▶ YOUR OBJECTIVE
Tally every line of the material that includes "JSON", then give the tally and nothing else.

(Data records)
========================

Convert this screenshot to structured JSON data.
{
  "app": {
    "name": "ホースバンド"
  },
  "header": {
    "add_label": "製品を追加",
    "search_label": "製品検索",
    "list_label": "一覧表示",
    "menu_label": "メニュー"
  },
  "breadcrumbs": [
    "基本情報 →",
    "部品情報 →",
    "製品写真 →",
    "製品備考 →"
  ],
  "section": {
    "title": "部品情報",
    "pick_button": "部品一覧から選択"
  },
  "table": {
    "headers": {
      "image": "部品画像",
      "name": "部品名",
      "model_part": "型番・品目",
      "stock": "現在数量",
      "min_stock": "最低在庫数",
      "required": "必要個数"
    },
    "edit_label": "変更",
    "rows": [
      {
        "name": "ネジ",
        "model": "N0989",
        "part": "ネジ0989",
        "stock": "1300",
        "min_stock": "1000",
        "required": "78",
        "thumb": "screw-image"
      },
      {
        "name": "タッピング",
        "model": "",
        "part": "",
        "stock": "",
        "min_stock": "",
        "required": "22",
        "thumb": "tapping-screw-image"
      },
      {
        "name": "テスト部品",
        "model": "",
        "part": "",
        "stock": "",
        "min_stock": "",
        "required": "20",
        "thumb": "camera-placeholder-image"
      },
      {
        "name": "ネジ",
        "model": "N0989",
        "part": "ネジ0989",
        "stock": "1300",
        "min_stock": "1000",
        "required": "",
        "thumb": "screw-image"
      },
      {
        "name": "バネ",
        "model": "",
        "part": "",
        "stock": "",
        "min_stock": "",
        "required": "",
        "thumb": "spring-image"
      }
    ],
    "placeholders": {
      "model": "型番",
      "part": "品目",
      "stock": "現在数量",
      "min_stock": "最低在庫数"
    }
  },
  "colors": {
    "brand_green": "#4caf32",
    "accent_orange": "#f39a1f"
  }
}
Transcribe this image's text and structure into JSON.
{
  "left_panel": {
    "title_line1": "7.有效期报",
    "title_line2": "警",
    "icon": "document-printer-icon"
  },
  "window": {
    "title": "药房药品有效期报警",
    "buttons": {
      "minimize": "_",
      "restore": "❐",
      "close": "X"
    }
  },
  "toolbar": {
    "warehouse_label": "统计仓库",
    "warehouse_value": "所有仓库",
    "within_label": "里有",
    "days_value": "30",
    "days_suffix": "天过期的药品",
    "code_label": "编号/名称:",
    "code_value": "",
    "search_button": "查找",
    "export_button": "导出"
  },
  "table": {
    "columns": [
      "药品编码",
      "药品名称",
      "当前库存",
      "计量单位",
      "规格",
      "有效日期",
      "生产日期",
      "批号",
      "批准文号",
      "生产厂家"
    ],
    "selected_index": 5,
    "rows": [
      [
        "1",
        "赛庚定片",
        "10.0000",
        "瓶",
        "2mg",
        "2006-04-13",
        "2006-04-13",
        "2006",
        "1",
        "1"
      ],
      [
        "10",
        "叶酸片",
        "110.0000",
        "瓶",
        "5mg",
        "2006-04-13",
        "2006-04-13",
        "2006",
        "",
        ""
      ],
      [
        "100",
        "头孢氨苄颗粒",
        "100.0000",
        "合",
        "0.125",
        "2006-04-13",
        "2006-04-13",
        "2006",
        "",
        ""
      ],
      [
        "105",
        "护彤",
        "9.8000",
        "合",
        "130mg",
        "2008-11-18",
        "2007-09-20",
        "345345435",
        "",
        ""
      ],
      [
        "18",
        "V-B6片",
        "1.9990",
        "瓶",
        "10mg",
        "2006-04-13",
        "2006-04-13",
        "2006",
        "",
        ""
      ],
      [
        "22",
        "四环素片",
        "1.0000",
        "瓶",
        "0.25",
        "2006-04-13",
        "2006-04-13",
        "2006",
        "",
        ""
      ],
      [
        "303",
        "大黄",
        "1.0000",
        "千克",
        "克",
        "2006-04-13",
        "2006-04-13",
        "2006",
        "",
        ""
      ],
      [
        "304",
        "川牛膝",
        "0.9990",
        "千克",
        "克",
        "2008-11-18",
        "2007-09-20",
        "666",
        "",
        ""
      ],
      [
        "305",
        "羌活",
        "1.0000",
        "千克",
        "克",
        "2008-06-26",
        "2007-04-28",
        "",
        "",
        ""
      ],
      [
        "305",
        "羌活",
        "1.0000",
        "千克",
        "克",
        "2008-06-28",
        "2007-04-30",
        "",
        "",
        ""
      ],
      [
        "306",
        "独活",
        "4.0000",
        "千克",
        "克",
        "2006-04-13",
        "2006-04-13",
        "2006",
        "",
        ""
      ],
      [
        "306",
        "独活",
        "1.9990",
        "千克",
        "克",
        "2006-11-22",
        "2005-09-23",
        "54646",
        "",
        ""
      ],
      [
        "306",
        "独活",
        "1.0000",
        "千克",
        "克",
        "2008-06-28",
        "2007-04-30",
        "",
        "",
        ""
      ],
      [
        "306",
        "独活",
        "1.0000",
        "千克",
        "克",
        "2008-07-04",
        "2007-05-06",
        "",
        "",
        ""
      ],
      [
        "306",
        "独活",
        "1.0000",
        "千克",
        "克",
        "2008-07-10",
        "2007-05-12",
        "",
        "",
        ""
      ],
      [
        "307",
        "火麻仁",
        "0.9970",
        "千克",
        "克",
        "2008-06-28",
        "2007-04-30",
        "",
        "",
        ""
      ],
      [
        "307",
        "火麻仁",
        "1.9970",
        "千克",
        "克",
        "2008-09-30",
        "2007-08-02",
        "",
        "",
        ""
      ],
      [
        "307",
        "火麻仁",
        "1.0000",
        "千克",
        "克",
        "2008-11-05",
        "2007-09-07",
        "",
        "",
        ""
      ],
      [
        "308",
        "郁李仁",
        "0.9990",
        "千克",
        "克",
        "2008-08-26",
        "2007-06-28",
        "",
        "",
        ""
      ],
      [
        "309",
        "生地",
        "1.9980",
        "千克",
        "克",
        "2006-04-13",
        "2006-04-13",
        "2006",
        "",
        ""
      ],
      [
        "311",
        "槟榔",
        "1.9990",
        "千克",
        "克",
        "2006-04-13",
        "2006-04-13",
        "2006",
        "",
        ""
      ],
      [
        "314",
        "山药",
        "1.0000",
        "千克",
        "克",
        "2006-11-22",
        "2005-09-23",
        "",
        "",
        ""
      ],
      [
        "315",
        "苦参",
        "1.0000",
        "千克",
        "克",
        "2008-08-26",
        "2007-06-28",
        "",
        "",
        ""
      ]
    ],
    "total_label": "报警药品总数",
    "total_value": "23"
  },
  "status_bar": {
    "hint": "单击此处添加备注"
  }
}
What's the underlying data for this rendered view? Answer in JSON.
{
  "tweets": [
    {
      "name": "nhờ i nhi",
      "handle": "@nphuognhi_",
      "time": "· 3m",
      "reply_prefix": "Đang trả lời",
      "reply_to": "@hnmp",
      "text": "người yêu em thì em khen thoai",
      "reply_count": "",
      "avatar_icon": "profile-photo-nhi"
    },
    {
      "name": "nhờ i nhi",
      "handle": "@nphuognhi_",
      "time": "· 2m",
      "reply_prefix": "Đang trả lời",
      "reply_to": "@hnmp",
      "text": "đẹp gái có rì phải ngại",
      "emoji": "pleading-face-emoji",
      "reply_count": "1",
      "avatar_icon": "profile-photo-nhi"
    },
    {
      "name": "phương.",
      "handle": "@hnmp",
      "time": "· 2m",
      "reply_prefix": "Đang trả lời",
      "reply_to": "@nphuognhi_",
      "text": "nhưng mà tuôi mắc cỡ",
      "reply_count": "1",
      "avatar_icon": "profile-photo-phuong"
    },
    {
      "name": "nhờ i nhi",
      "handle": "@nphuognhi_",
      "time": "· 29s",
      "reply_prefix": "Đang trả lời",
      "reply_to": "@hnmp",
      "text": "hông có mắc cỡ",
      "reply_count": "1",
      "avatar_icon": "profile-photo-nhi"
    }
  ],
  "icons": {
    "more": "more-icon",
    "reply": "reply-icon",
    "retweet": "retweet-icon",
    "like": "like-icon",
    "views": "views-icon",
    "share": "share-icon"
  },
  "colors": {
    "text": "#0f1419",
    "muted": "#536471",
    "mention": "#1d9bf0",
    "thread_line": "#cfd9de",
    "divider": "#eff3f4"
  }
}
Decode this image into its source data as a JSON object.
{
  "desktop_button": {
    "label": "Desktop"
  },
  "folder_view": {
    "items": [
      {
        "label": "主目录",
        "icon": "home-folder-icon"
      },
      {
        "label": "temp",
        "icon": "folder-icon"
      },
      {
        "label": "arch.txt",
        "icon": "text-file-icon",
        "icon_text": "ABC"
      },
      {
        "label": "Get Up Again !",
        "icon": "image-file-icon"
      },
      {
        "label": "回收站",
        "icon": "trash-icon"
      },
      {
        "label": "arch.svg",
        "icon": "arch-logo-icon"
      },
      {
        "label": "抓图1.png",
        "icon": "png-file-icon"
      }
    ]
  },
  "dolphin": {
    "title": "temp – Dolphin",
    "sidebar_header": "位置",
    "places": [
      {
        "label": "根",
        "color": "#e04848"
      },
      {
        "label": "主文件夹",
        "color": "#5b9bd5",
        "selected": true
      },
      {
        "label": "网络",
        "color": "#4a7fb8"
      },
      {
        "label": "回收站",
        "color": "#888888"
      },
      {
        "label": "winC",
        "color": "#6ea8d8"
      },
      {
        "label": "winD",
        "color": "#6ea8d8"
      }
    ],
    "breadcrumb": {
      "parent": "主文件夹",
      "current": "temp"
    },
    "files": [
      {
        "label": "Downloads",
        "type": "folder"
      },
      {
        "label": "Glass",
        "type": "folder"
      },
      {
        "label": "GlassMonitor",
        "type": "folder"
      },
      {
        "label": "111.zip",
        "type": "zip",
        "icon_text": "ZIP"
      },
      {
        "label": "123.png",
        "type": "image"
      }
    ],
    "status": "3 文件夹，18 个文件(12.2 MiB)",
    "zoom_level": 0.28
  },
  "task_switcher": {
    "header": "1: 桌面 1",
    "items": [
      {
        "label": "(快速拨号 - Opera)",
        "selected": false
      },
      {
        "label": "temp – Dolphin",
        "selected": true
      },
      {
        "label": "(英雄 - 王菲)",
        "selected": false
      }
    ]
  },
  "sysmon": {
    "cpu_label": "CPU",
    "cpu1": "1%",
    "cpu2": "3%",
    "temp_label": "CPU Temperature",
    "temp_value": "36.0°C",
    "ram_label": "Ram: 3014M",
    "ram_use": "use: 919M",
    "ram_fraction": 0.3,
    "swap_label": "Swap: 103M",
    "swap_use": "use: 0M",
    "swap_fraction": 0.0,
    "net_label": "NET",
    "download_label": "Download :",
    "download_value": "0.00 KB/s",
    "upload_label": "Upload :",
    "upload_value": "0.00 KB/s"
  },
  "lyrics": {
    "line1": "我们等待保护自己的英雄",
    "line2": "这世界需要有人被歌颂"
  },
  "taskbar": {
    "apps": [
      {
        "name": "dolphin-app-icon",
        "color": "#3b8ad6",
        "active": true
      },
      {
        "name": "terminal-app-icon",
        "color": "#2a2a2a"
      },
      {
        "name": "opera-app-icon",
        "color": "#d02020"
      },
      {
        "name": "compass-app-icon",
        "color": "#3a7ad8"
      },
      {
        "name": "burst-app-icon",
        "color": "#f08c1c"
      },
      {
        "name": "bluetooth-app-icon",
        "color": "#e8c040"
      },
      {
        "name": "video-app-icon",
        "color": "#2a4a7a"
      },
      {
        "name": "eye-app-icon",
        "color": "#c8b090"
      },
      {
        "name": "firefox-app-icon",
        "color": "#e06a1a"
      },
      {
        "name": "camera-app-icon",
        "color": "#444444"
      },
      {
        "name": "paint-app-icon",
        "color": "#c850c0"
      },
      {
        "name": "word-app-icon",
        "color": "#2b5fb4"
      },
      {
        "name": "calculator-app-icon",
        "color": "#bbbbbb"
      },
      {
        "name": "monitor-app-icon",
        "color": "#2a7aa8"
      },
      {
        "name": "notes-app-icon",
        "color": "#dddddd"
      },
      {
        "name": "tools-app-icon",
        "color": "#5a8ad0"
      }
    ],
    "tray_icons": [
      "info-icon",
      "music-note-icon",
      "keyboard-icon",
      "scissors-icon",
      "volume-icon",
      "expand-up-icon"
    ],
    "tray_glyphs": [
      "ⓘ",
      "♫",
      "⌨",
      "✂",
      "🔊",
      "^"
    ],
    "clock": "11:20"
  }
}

========================

▶ COMPLETED EXERCISE
4